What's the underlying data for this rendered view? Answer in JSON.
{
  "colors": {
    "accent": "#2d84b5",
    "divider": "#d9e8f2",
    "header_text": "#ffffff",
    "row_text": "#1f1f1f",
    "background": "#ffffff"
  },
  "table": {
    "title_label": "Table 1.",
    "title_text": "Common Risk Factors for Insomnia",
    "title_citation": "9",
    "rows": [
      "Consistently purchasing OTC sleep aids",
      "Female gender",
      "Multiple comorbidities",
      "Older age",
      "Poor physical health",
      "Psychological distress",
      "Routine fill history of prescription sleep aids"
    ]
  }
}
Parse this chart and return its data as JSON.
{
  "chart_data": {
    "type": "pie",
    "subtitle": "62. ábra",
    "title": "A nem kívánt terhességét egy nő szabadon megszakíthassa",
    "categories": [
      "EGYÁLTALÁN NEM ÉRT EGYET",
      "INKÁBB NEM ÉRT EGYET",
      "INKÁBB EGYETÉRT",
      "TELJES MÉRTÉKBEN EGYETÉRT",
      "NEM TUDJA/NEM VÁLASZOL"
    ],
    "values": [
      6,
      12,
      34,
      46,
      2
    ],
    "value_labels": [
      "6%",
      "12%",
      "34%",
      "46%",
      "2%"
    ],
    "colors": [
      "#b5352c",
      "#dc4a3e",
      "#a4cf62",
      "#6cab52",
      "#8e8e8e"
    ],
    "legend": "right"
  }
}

Written problem
Look through the entries and return every line where "this" appears.

Expected answer
What's the underlying data for this rendered view? Answer in JSON.
Parse this chart and return its data as JSON.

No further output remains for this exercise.